Write out every entry, unchanged. Skip any picture.

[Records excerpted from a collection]
----------

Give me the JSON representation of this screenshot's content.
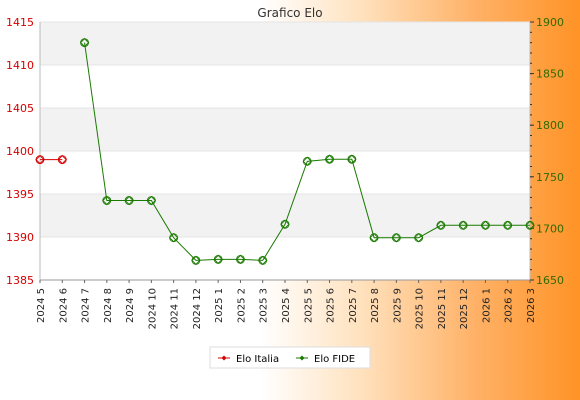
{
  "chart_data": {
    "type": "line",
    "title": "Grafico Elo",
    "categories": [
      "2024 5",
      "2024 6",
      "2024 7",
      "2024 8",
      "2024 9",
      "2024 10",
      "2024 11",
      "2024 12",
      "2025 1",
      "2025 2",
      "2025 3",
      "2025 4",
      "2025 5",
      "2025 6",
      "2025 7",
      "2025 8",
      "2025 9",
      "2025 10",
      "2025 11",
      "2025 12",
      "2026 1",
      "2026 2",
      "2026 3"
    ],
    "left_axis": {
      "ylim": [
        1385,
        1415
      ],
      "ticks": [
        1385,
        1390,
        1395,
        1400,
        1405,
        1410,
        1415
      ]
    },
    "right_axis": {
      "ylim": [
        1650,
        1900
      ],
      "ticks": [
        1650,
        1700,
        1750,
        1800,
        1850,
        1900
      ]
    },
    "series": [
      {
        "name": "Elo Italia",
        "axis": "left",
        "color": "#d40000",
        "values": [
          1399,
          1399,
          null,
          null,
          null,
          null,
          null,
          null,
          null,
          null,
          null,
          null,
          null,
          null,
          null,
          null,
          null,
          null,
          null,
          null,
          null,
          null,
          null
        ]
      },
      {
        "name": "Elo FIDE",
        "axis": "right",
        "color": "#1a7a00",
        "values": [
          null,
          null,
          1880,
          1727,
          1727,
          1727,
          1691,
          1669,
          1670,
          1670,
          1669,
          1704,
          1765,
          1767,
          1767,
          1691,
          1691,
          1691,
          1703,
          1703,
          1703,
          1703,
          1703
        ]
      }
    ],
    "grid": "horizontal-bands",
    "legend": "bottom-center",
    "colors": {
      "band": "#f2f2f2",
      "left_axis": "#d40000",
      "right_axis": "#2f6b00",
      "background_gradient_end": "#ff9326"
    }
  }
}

----------

> [Result for this exercise]
Give me the JSON representation of this screenshot's content.
{
  "chart_data": {
    "type": "line",
    "title": "Grafico Elo",
    "categories": [
      "2024 5",
      "2024 6",
      "2024 7",
      "2024 8",
      "2024 9",
      "2024 10",
      "2024 11",
      "2024 12",
      "2025 1",
      "2025 2",
      "2025 3",
      "2025 4",
      "2025 5",
      "2025 6",
      "2025 7",
      "2025 8",
      "2025 9",
      "2025 10",
      "2025 11",
      "2025 12",
      "2026 1",
      "2026 2",
      "2026 3"
    ],
    "left_axis": {
      "ylim": [
        1385,
        1415
      ],
      "ticks": [
        1385,
        1390,
        1395,
        1400,
        1405,
        1410,
        1415
      ]
    },
    "right_axis": {
      "ylim": [
        1650,
        1900
      ],
      "ticks": [
        1650,
        1700,
        1750,
        1800,
        1850,
        1900
      ]
    },
    "series": [
      {
        "name": "Elo Italia",
        "axis": "left",
        "color": "#d40000",
        "values": [
          1399,
          1399,
          null,
          null,
          null,
          null,
          null,
          null,
          null,
          null,
          null,
          null,
          null,
          null,
          null,
          null,
          null,
          null,
          null,
          null,
          null,
          null,
          null
        ]
      },
      {
        "name": "Elo FIDE",
        "axis": "right",
        "color": "#1a7a00",
        "values": [
          null,
          null,
          1880,
          1727,
          1727,
          1727,
          1691,
          1669,
          1670,
          1670,
          1669,
          1704,
          1765,
          1767,
          1767,
          1691,
          1691,
          1691,
          1703,
          1703,
          1703,
          1703,
          1703
        ]
      }
    ],
    "grid": "horizontal-bands",
    "legend": "bottom-center",
    "colors": {
      "band": "#f2f2f2",
      "left_axis": "#d40000",
      "right_axis": "#2f6b00",
      "background_gradient_end": "#ff9326"
    }
  }
}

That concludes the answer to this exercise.